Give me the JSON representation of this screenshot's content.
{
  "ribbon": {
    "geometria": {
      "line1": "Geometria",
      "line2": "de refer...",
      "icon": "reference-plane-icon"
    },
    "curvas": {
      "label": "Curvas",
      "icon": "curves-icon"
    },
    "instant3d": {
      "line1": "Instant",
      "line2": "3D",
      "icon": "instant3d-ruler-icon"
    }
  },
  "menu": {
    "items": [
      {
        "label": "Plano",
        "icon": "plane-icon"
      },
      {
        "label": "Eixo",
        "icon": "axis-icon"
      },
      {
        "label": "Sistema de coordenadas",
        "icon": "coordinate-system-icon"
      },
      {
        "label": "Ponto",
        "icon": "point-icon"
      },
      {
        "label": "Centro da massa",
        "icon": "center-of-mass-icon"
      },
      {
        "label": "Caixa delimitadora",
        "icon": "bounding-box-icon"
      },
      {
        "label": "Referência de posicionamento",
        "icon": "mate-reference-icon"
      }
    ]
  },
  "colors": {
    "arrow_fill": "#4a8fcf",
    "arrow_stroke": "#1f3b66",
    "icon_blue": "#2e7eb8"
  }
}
········
● **INSTRUCTION**
Exactly reproduce every line found in the records.

● **ANSWER BELOW**
Give me the JSON representation of this screenshot's content.
{
  "ribbon": {
    "geometria": {
      "line1": "Geometria",
      "line2": "de refer...",
      "icon": "reference-plane-icon"
    },
    "curvas": {
      "label": "Curvas",
      "icon": "curves-icon"
    },
    "instant3d": {
      "line1": "Instant",
      "line2": "3D",
      "icon": "instant3d-ruler-icon"
    }
  },
  "menu": {
    "items": [
      {
        "label": "Plano",
        "icon": "plane-icon"
      },
      {
        "label": "Eixo",
        "icon": "axis-icon"
      },
      {
        "label": "Sistema de coordenadas",
        "icon": "coordinate-system-icon"
      },
      {
        "label": "Ponto",
        "icon": "point-icon"
      },
      {
        "label": "Centro da massa",
        "icon": "center-of-mass-icon"
      },
      {
        "label": "Caixa delimitadora",
        "icon": "bounding-box-icon"
      },
      {
        "label": "Referência de posicionamento",
        "icon": "mate-reference-icon"
      }
    ]
  },
  "colors": {
    "arrow_fill": "#4a8fcf",
    "arrow_stroke": "#1f3b66",
    "icon_blue": "#2e7eb8"
  }
}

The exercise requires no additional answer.